## Given request
Reproduce the data below in full and exclude every picture.

-------- Data for processing --------

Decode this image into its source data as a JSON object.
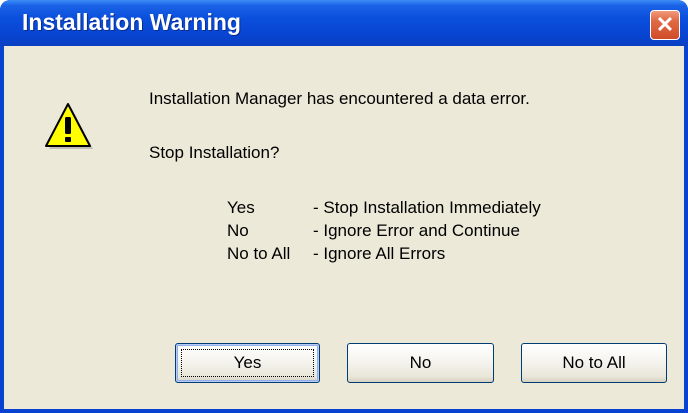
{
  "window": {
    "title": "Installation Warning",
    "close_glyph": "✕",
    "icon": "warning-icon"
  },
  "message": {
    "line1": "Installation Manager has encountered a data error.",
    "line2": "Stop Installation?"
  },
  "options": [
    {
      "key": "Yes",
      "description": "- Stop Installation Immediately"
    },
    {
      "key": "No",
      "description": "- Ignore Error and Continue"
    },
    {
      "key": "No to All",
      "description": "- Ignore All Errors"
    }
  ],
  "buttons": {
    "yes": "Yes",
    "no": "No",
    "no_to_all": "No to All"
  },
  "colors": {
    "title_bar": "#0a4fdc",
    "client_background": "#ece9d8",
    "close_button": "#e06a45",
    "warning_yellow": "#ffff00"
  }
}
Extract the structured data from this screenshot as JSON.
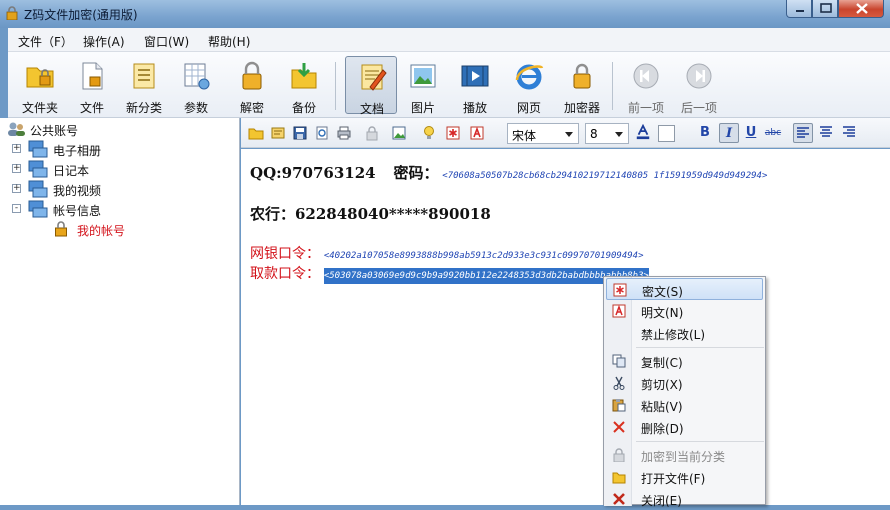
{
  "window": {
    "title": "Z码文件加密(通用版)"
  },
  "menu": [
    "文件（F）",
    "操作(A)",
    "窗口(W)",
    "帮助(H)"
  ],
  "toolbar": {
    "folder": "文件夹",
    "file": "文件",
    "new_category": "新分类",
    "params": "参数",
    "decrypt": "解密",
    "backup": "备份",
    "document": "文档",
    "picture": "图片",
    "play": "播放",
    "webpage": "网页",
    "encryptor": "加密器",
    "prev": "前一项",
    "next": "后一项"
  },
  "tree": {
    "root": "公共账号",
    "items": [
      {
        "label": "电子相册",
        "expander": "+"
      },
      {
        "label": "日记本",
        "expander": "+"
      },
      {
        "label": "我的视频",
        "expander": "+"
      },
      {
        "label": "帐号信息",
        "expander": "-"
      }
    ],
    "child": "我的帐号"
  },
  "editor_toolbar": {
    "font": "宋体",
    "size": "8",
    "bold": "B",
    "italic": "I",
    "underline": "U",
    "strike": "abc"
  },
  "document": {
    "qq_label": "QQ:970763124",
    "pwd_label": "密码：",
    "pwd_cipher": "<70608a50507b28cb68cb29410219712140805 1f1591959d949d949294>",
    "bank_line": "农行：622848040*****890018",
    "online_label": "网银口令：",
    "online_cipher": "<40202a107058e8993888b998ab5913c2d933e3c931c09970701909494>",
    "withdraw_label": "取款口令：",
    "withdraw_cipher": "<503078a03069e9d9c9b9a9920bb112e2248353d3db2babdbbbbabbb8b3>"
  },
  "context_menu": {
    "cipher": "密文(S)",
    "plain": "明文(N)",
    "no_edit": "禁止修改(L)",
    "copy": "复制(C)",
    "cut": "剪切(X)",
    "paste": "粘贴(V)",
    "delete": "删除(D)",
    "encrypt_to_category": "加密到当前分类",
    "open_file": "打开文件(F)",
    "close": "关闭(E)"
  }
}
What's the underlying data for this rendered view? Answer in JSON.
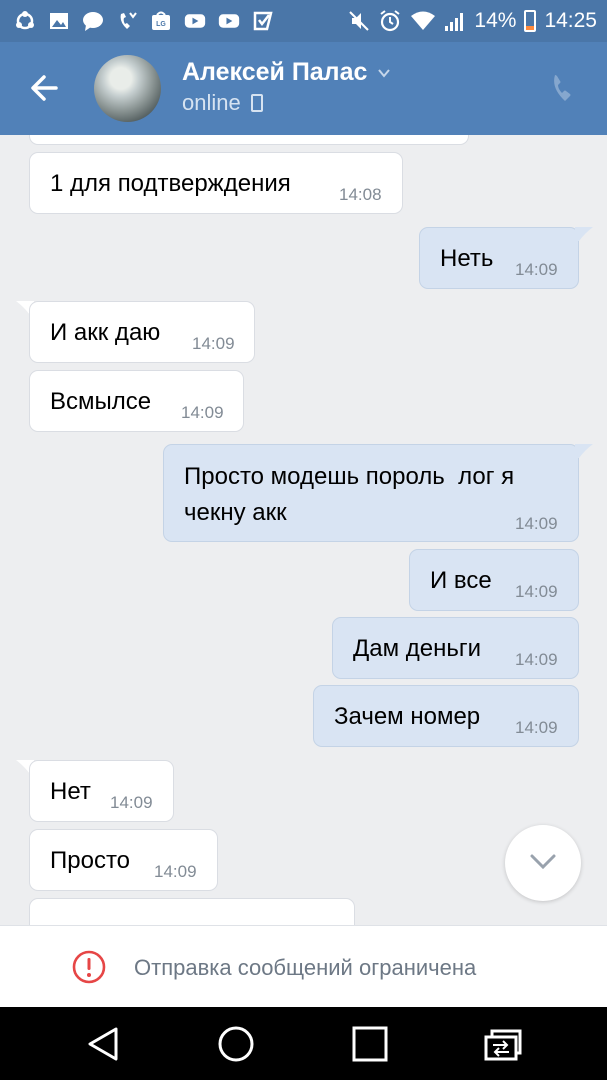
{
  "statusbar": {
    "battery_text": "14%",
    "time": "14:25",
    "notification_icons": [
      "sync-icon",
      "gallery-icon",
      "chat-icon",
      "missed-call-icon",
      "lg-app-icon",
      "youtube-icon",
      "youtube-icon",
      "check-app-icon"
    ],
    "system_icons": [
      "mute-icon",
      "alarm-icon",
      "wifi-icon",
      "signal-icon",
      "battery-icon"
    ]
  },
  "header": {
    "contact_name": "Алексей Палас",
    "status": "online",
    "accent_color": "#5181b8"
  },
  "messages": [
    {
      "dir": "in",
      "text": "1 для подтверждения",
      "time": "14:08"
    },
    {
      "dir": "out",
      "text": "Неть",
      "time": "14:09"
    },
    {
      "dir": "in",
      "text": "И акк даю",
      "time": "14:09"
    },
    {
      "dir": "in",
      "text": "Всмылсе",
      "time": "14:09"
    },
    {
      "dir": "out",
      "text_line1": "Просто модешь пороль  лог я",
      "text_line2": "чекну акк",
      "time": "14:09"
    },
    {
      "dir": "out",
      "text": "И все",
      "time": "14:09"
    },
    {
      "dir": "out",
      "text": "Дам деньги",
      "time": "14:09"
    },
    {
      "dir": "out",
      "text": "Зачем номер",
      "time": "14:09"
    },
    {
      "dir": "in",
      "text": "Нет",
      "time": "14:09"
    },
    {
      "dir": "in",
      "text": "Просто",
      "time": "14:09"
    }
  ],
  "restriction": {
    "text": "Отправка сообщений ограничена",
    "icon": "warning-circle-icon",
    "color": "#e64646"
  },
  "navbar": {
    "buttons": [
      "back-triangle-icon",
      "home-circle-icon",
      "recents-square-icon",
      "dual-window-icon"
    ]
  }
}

--------

## Task output
Decode this image into its source data as a JSON object.
{
  "window": {
    "title": "Installation Warning",
    "close_glyph": "✕",
    "icon": "warning-icon"
  },
  "message": {
    "line1": "Installation Manager has encountered a data error.",
    "line2": "Stop Installation?"
  },
  "options": [
    {
      "key": "Yes",
      "description": "- Stop Installation Immediately"
    },
    {
      "key": "No",
      "description": "- Ignore Error and Continue"
    },
    {
      "key": "No to All",
      "description": "- Ignore All Errors"
    }
  ],
  "buttons": {
    "yes": "Yes",
    "no": "No",
    "no_to_all": "No to All"
  },
  "colors": {
    "title_bar": "#0a4fdc",
    "client_background": "#ece9d8",
    "close_button": "#e06a45",
    "warning_yellow": "#ffff00"
  }
}
Extract the structured data from this screenshot as JSON.
{
  "window": {
    "title": "Z码文件加密(通用版)"
  },
  "menu": [
    "文件（F）",
    "操作(A)",
    "窗口(W)",
    "帮助(H)"
  ],
  "toolbar": {
    "folder": "文件夹",
    "file": "文件",
    "new_category": "新分类",
    "params": "参数",
    "decrypt": "解密",
    "backup": "备份",
    "document": "文档",
    "picture": "图片",
    "play": "播放",
    "webpage": "网页",
    "encryptor": "加密器",
    "prev": "前一项",
    "next": "后一项"
  },
  "tree": {
    "root": "公共账号",
    "items": [
      {
        "label": "电子相册",
        "expander": "+"
      },
      {
        "label": "日记本",
        "expander": "+"
      },
      {
        "label": "我的视频",
        "expander": "+"
      },
      {
        "label": "帐号信息",
        "expander": "-"
      }
    ],
    "child": "我的帐号"
  },
  "editor_toolbar": {
    "font": "宋体",
    "size": "8",
    "bold": "B",
    "italic": "I",
    "underline": "U",
    "strike": "abc"
  },
  "document": {
    "qq_label": "QQ:970763124",
    "pwd_label": "密码：",
    "pwd_cipher": "<70608a50507b28cb68cb29410219712140805 1f1591959d949d949294>",
    "bank_line": "农行：622848040*****890018",
    "online_label": "网银口令：",
    "online_cipher": "<40202a107058e8993888b998ab5913c2d933e3c931c09970701909494>",
    "withdraw_label": "取款口令：",
    "withdraw_cipher": "<503078a03069e9d9c9b9a9920bb112e2248353d3db2babdbbbbabbb8b3>"
  },
  "context_menu": {
    "cipher": "密文(S)",
    "plain": "明文(N)",
    "no_edit": "禁止修改(L)",
    "copy": "复制(C)",
    "cut": "剪切(X)",
    "paste": "粘贴(V)",
    "delete": "删除(D)",
    "encrypt_to_category": "加密到当前分类",
    "open_file": "打开文件(F)",
    "close": "关闭(E)"
  }
}
What's the underlying data for this rendered view? Answer in JSON.
{
  "statusbar": {
    "battery_text": "14%",
    "time": "14:25",
    "notification_icons": [
      "sync-icon",
      "gallery-icon",
      "chat-icon",
      "missed-call-icon",
      "lg-app-icon",
      "youtube-icon",
      "youtube-icon",
      "check-app-icon"
    ],
    "system_icons": [
      "mute-icon",
      "alarm-icon",
      "wifi-icon",
      "signal-icon",
      "battery-icon"
    ]
  },
  "header": {
    "contact_name": "Алексей Палас",
    "status": "online",
    "accent_color": "#5181b8"
  },
  "messages": [
    {
      "dir": "in",
      "text": "1 для подтверждения",
      "time": "14:08"
    },
    {
      "dir": "out",
      "text": "Неть",
      "time": "14:09"
    },
    {
      "dir": "in",
      "text": "И акк даю",
      "time": "14:09"
    },
    {
      "dir": "in",
      "text": "Всмылсе",
      "time": "14:09"
    },
    {
      "dir": "out",
      "text_line1": "Просто модешь пороль  лог я",
      "text_line2": "чекну акк",
      "time": "14:09"
    },
    {
      "dir": "out",
      "text": "И все",
      "time": "14:09"
    },
    {
      "dir": "out",
      "text": "Дам деньги",
      "time": "14:09"
    },
    {
      "dir": "out",
      "text": "Зачем номер",
      "time": "14:09"
    },
    {
      "dir": "in",
      "text": "Нет",
      "time": "14:09"
    },
    {
      "dir": "in",
      "text": "Просто",
      "time": "14:09"
    }
  ],
  "restriction": {
    "text": "Отправка сообщений ограничена",
    "icon": "warning-circle-icon",
    "color": "#e64646"
  },
  "navbar": {
    "buttons": [
      "back-triangle-icon",
      "home-circle-icon",
      "recents-square-icon",
      "dual-window-icon"
    ]
  }
}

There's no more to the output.